GIVEN TASK:
Exact repetition is required: output every record in full.

┌────────

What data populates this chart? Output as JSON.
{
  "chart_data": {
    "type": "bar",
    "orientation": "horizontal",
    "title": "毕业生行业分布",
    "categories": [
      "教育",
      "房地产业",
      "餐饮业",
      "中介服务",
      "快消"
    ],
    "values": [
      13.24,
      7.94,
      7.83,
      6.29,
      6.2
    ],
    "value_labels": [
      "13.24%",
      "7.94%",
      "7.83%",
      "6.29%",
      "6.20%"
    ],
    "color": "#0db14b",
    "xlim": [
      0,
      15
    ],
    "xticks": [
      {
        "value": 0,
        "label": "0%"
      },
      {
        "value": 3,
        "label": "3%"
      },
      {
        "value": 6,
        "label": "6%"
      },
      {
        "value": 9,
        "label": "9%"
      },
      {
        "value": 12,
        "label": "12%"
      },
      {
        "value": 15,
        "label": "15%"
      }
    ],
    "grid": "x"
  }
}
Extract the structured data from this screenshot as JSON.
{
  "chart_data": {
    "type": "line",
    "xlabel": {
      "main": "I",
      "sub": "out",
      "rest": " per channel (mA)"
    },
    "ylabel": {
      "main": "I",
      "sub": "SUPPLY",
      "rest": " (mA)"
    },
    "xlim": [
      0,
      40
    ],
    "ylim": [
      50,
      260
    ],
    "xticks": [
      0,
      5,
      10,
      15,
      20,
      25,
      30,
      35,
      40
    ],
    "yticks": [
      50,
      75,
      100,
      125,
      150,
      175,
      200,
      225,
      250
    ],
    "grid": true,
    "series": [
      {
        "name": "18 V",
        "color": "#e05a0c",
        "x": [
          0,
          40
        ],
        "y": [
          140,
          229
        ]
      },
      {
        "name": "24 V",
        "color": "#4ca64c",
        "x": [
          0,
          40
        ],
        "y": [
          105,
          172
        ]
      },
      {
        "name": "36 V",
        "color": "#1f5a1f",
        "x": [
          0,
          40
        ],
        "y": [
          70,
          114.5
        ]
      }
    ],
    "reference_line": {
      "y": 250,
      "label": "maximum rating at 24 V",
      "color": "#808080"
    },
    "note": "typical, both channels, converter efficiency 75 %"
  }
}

└────────

WRITTEN ANSWER:
What data populates this chart? Output as JSON.
{
  "chart_data": {
    "type": "bar",
    "orientation": "horizontal",
    "title": "毕业生行业分布",
    "categories": [
      "教育",
      "房地产业",
      "餐饮业",
      "中介服务",
      "快消"
    ],
    "values": [
      13.24,
      7.94,
      7.83,
      6.29,
      6.2
    ],
    "value_labels": [
      "13.24%",
      "7.94%",
      "7.83%",
      "6.29%",
      "6.20%"
    ],
    "color": "#0db14b",
    "xlim": [
      0,
      15
    ],
    "xticks": [
      {
        "value": 0,
        "label": "0%"
      },
      {
        "value": 3,
        "label": "3%"
      },
      {
        "value": 6,
        "label": "6%"
      },
      {
        "value": 9,
        "label": "9%"
      },
      {
        "value": 12,
        "label": "12%"
      },
      {
        "value": 15,
        "label": "15%"
      }
    ],
    "grid": "x"
  }
}
Extract the structured data from this screenshot as JSON.
{
  "chart_data": {
    "type": "line",
    "xlabel": {
      "main": "I",
      "sub": "out",
      "rest": " per channel (mA)"
    },
    "ylabel": {
      "main": "I",
      "sub": "SUPPLY",
      "rest": " (mA)"
    },
    "xlim": [
      0,
      40
    ],
    "ylim": [
      50,
      260
    ],
    "xticks": [
      0,
      5,
      10,
      15,
      20,
      25,
      30,
      35,
      40
    ],
    "yticks": [
      50,
      75,
      100,
      125,
      150,
      175,
      200,
      225,
      250
    ],
    "grid": true,
    "series": [
      {
        "name": "18 V",
        "color": "#e05a0c",
        "x": [
          0,
          40
        ],
        "y": [
          140,
          229
        ]
      },
      {
        "name": "24 V",
        "color": "#4ca64c",
        "x": [
          0,
          40
        ],
        "y": [
          105,
          172
        ]
      },
      {
        "name": "36 V",
        "color": "#1f5a1f",
        "x": [
          0,
          40
        ],
        "y": [
          70,
          114.5
        ]
      }
    ],
    "reference_line": {
      "y": 250,
      "label": "maximum rating at 24 V",
      "color": "#808080"
    },
    "note": "typical, both channels, converter efficiency 75 %"
  }
}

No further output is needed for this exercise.